▸ Passage fourni
▬▬▬▬▬▬
De retour aux États-Unis, le (meilleur) réalisateur expérimental Kenneth Anger embrasse lui aussi la révolte façon bikersploitation pour mieux s’en moquer dans Scorpio Rising. Icône dérivée des marins, le film s’ouvre sur un simili Marlon Brando nazi, à la tête d’une bande de motards assoiffés de sang, tellement engouffrés dans la contre-culture qu’ils ont plongé tête la première dans un fascisme débridé et un occultisme aliénant, le tout rythmé par des titres populaires de l’époque : Ray Charles, Ricky Nelson ou Elvis Presley, encore lui… Dans le même esprit, Kustom Kar Kommandos devait opposer la jeunesse queer, customisant et caressant leurs bolides chromés, au fascisme débridé, cette fois sous la forme du Ku Klux Klan.
▬▬▬▬▬▬
▸ Extrait de données

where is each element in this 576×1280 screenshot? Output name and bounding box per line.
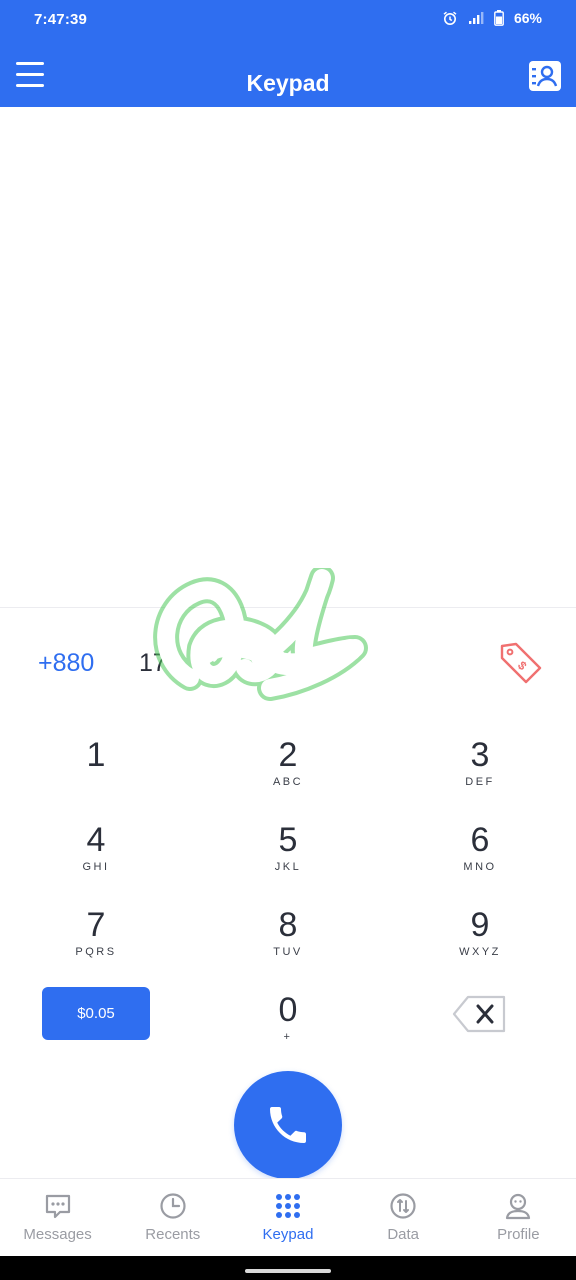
▬▬▬▬▬▬
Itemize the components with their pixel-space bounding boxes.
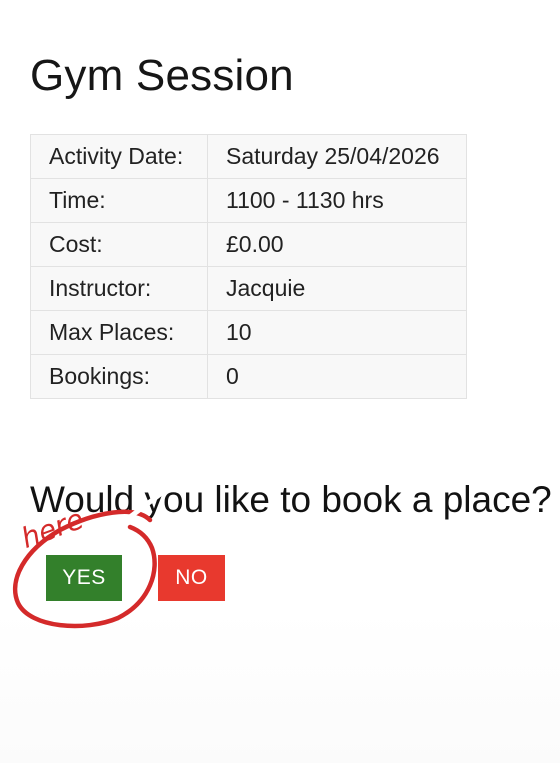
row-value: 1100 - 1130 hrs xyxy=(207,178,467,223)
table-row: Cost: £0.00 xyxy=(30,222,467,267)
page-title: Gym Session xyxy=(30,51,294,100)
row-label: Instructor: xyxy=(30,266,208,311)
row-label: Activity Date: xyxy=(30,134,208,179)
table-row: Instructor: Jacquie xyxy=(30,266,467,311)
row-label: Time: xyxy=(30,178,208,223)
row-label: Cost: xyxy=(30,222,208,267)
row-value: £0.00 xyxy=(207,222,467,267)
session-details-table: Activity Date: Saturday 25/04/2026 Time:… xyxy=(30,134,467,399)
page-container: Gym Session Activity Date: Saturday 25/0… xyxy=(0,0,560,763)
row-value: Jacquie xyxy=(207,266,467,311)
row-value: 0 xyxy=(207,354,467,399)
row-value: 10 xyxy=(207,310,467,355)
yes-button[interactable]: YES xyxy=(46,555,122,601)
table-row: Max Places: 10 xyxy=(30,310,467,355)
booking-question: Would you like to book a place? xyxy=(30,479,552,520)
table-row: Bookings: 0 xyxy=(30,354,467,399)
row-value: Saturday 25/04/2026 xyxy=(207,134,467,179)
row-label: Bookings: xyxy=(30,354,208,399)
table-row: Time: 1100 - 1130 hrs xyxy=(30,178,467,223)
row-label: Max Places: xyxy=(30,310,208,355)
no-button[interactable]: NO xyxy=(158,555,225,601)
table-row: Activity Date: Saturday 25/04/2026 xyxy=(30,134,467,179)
▬▬▬▬▬▬
▸ Consignes de travail
A - Modifiez la partie du passage sur Kenneth Anger qui s'ouvre sur les mots « De retour aux » et se termine par « Ku Klux Klan. » en y remplaçant « motards » par « bikers ».
B - D'après le passage sur Kenneth Anger, sous quelle forme le fascisme débridé devait-il apparaître dans Kustom Kar Kommandos ?

▸ Réponses complètes
A -
De retour aux États-Unis, le (meilleur) réalisateur expérimental Kenneth Anger embrasse lui aussi la révolte façon bikersploitation pour mieux s’en moquer dans Scorpio Rising. Icône dérivée des marins, le film s’ouvre sur un simili Marlon Brando nazi, à la tête d’une bande de bikers assoiffés de sang, tellement engouffrés dans la contre-culture qu’ils ont plongé tête la première dans un fascisme débridé et un occultisme aliénant, le tout rythmé par des titres populaires de l’époque : Ray Charles, Ricky Nelson ou Elvis Presley, encore lui… Dans le même esprit, Kustom Kar Kommandos devait opposer la jeunesse queer, customisant et caressant leurs bolides chromés, au fascisme débridé, cette fois sous la forme du Ku Klux Klan.

B - Sous la forme du Ku Klux Klan.